[Records from a dataset]
------------------------------------
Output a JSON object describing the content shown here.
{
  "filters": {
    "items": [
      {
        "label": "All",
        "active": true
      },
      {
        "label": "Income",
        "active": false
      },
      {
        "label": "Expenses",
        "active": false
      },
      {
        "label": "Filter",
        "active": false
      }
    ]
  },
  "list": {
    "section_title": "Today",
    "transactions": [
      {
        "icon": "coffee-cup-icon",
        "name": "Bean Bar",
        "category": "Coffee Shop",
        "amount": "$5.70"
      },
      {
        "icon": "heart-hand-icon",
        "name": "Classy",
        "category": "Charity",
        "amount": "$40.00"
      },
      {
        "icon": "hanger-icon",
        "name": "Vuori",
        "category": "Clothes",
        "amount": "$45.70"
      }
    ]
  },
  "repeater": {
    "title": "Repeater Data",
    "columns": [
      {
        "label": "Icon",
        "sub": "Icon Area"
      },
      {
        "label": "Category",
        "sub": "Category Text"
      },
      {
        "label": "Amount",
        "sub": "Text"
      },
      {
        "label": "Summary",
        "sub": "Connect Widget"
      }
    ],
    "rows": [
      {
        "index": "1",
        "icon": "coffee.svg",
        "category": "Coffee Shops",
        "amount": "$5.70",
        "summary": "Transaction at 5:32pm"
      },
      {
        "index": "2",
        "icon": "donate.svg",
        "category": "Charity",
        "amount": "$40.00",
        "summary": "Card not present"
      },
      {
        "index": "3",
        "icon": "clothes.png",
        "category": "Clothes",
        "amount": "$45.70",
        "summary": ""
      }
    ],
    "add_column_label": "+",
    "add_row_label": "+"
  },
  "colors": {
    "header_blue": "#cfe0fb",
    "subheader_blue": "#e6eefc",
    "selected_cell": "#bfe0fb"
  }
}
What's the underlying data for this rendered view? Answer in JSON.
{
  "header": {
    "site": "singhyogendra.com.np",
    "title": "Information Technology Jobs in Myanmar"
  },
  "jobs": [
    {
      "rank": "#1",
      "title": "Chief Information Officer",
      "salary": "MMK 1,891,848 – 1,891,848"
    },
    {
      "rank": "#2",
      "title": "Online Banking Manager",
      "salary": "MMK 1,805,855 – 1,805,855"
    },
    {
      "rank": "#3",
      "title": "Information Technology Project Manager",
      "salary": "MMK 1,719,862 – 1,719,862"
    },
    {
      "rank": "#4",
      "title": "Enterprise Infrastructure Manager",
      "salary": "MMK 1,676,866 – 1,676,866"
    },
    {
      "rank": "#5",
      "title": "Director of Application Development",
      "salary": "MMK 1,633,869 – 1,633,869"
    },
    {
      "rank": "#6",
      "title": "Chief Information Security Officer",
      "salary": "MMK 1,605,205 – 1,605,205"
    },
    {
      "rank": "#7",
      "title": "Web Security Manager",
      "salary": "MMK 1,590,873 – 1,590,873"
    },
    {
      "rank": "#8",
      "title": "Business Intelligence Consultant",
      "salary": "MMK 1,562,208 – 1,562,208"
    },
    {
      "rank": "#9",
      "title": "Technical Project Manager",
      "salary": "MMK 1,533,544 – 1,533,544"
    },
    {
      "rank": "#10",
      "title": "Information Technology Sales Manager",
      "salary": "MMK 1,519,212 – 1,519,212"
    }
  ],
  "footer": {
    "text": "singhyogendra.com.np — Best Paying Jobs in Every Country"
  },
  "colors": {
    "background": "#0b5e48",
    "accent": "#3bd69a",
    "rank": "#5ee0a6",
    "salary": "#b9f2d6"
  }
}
------------------------------------
**Directive:** Using the records above, pull out each line where the word "Chief" occurs.

**Output:**
      "title": "Chief Information Officer",
      "title": "Chief Information Security Officer",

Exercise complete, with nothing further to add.